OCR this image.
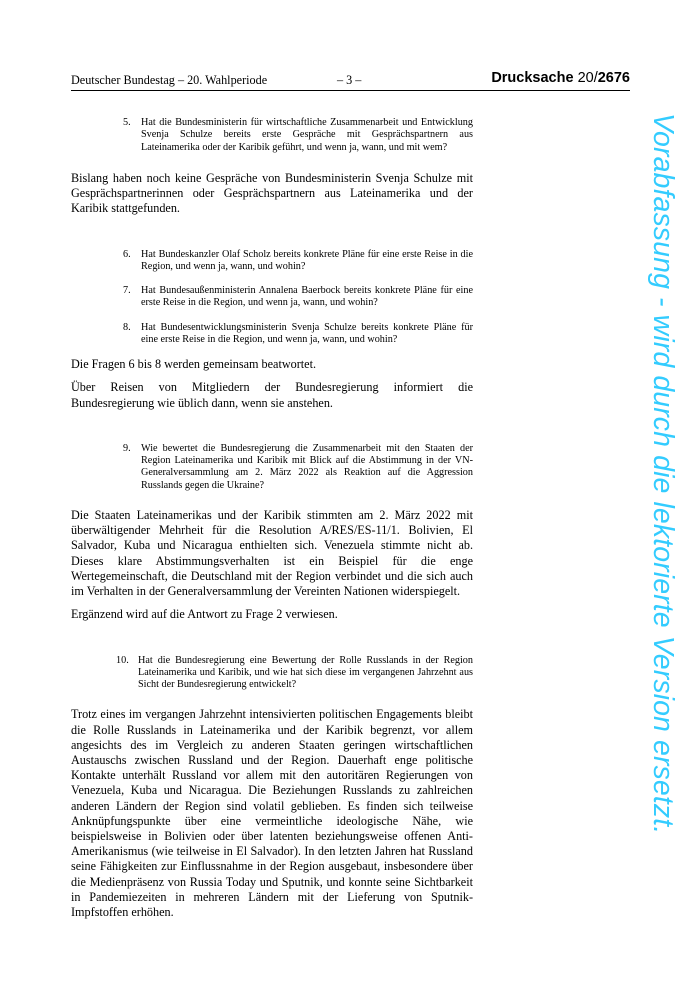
Deutscher Bundestag – 20. Wahlperiode	– 3 –	Drucksache 20/2676
5. Hat die Bundesministerin für wirtschaftliche Zusammenarbeit und Entwicklung Svenja Schulze bereits erste Gespräche mit Gesprächspartnern aus Lateinamerika oder der Karibik geführt, und wenn ja, wann, und mit wem?

Bislang haben noch keine Gespräche von Bundesministerin Svenja Schulze mit Gesprächspartnerinnen oder Gesprächspartnern aus Lateinamerika und der Karibik stattgefunden.

6. Hat Bundeskanzler Olaf Scholz bereits konkrete Pläne für eine erste Reise in die Region, und wenn ja, wann, und wohin?
7. Hat Bundesaußenministerin Annalena Baerbock bereits konkrete Pläne für eine erste Reise in die Region, und wenn ja, wann, und wohin?
8. Hat Bundesentwicklungsministerin Svenja Schulze bereits konkrete Pläne für eine erste Reise in die Region, und wenn ja, wann, und wohin?

Die Fragen 6 bis 8 werden gemeinsam beatwortet.

Über Reisen von Mitgliedern der Bundesregierung informiert die Bundesregierung wie üblich dann, wenn sie anstehen.

9. Wie bewertet die Bundesregierung die Zusammenarbeit mit den Staaten der Region Lateinamerika und Karibik mit Blick auf die Abstimmung in der VN-Generalversammlung am 2. März 2022 als Reaktion auf die Aggression Russlands gegen die Ukraine?

Die Staaten Lateinamerikas und der Karibik stimmten am 2. März 2022 mit überwältigender Mehrheit für die Resolution A/RES/ES-11/1. Bolivien, El Salvador, Kuba und Nicaragua enthielten sich. Venezuela stimmte nicht ab. Dieses klare Abstimmungsverhalten ist ein Beispiel für die enge Wertegemeinschaft, die Deutschland mit der Region verbindet und die sich auch im Verhalten in der Generalversammlung der Vereinten Nationen widerspiegelt.

Ergänzend wird auf die Antwort zu Frage 2 verwiesen.

10. Hat die Bundesregierung eine Bewertung der Rolle Russlands in der Region Lateinamerika und Karibik, und wie hat sich diese im vergangenen Jahrzehnt aus Sicht der Bundesregierung entwickelt?

Trotz eines im vergangen Jahrzehnt intensivierten politischen Engagements bleibt die Rolle Russlands in Lateinamerika und der Karibik begrenzt, vor allem angesichts des im Vergleich zu anderen Staaten geringen wirtschaftlichen Austauschs zwischen Russland und der Region. Dauerhaft enge politische Kontakte unterhält Russland vor allem mit den autoritären Regierungen von Venezuela, Kuba und Nicaragua. Die Beziehungen Russlands zu zahlreichen anderen Ländern der Region sind volatil geblieben. Es finden sich teilweise Anknüpfungspunkte über eine vermeintliche ideologische Nähe, wie beispielsweise in Bolivien oder über latenten beziehungsweise offenen Anti-Amerikanismus (wie teilweise in El Salvador). In den letzten Jahren hat Russland seine Fähigkeiten zur Einflussnahme in der Region ausgebaut, insbesondere über die Medienpräsenz von Russia Today und Sputnik, und konnte seine Sichtbarkeit in Pandemiezeiten in mehreren Ländern mit der Lieferung von Sputnik-Impfstoffen erhöhen.

Vorabfassung - wird durch die lektorierte Version ersetzt.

Exercise instructions ▸ Exactly reproduce each record, leaving out any pictures.

Reply ▸
OCR this image.
Deutscher Bundestag – 20. Wahlperiode	– 3 –	Drucksache 20/2676
5. Hat die Bundesministerin für wirtschaftliche Zusammenarbeit und Entwicklung Svenja Schulze bereits erste Gespräche mit Gesprächspartnern aus Lateinamerika oder der Karibik geführt, und wenn ja, wann, und mit wem?

Bislang haben noch keine Gespräche von Bundesministerin Svenja Schulze mit Gesprächspartnerinnen oder Gesprächspartnern aus Lateinamerika und der Karibik stattgefunden.

6. Hat Bundeskanzler Olaf Scholz bereits konkrete Pläne für eine erste Reise in die Region, und wenn ja, wann, und wohin?
7. Hat Bundesaußenministerin Annalena Baerbock bereits konkrete Pläne für eine erste Reise in die Region, und wenn ja, wann, und wohin?
8. Hat Bundesentwicklungsministerin Svenja Schulze bereits konkrete Pläne für eine erste Reise in die Region, und wenn ja, wann, und wohin?

Die Fragen 6 bis 8 werden gemeinsam beatwortet.

Über Reisen von Mitgliedern der Bundesregierung informiert die Bundesregierung wie üblich dann, wenn sie anstehen.

9. Wie bewertet die Bundesregierung die Zusammenarbeit mit den Staaten der Region Lateinamerika und Karibik mit Blick auf die Abstimmung in der VN-Generalversammlung am 2. März 2022 als Reaktion auf die Aggression Russlands gegen die Ukraine?

Die Staaten Lateinamerikas und der Karibik stimmten am 2. März 2022 mit überwältigender Mehrheit für die Resolution A/RES/ES-11/1. Bolivien, El Salvador, Kuba und Nicaragua enthielten sich. Venezuela stimmte nicht ab. Dieses klare Abstimmungsverhalten ist ein Beispiel für die enge Wertegemeinschaft, die Deutschland mit der Region verbindet und die sich auch im Verhalten in der Generalversammlung der Vereinten Nationen widerspiegelt.

Ergänzend wird auf die Antwort zu Frage 2 verwiesen.

10. Hat die Bundesregierung eine Bewertung der Rolle Russlands in der Region Lateinamerika und Karibik, und wie hat sich diese im vergangenen Jahrzehnt aus Sicht der Bundesregierung entwickelt?

Trotz eines im vergangen Jahrzehnt intensivierten politischen Engagements bleibt die Rolle Russlands in Lateinamerika und der Karibik begrenzt, vor allem angesichts des im Vergleich zu anderen Staaten geringen wirtschaftlichen Austauschs zwischen Russland und der Region. Dauerhaft enge politische Kontakte unterhält Russland vor allem mit den autoritären Regierungen von Venezuela, Kuba und Nicaragua. Die Beziehungen Russlands zu zahlreichen anderen Ländern der Region sind volatil geblieben. Es finden sich teilweise Anknüpfungspunkte über eine vermeintliche ideologische Nähe, wie beispielsweise in Bolivien oder über latenten beziehungsweise offenen Anti-Amerikanismus (wie teilweise in El Salvador). In den letzten Jahren hat Russland seine Fähigkeiten zur Einflussnahme in der Region ausgebaut, insbesondere über die Medienpräsenz von Russia Today und Sputnik, und konnte seine Sichtbarkeit in Pandemiezeiten in mehreren Ländern mit der Lieferung von Sputnik-Impfstoffen erhöhen.

Vorabfassung - wird durch die lektorierte Version ersetzt.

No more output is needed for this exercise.